Task statement. For the data below, report only the number of lines containing the string "JSON".

Exercise material.
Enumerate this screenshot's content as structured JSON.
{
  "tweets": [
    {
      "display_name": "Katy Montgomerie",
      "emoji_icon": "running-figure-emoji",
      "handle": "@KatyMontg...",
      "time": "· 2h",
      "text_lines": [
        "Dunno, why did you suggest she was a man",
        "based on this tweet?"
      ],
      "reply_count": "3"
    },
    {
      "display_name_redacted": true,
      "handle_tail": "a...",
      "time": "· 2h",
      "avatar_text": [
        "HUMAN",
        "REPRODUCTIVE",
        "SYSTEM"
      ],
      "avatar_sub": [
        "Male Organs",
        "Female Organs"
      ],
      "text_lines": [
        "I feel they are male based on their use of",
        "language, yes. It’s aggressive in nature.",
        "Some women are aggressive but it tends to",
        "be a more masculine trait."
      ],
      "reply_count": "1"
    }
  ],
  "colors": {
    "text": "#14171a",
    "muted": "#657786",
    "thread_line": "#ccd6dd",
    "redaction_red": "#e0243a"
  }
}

==

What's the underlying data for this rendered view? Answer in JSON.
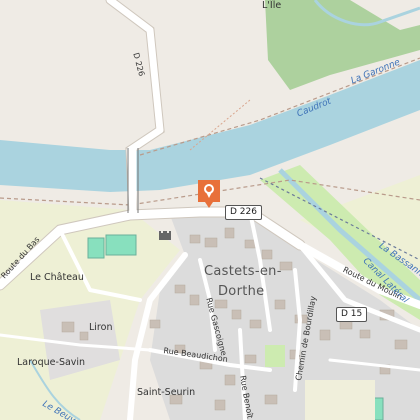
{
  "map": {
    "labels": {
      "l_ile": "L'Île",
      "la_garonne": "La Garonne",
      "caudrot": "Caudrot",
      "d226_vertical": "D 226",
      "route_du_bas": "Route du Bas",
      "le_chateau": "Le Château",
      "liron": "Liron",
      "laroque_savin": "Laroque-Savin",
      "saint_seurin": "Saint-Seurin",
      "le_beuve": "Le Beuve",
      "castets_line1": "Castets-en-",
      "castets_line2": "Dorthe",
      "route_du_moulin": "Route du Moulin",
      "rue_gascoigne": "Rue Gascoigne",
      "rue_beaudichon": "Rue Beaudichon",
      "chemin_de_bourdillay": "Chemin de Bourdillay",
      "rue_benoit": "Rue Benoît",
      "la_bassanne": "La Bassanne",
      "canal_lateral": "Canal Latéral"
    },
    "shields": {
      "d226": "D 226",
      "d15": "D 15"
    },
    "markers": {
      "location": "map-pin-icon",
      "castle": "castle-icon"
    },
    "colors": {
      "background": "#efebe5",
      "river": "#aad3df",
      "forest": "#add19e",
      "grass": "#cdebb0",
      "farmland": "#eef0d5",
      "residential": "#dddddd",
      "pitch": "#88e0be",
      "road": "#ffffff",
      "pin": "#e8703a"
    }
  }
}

Response below. 2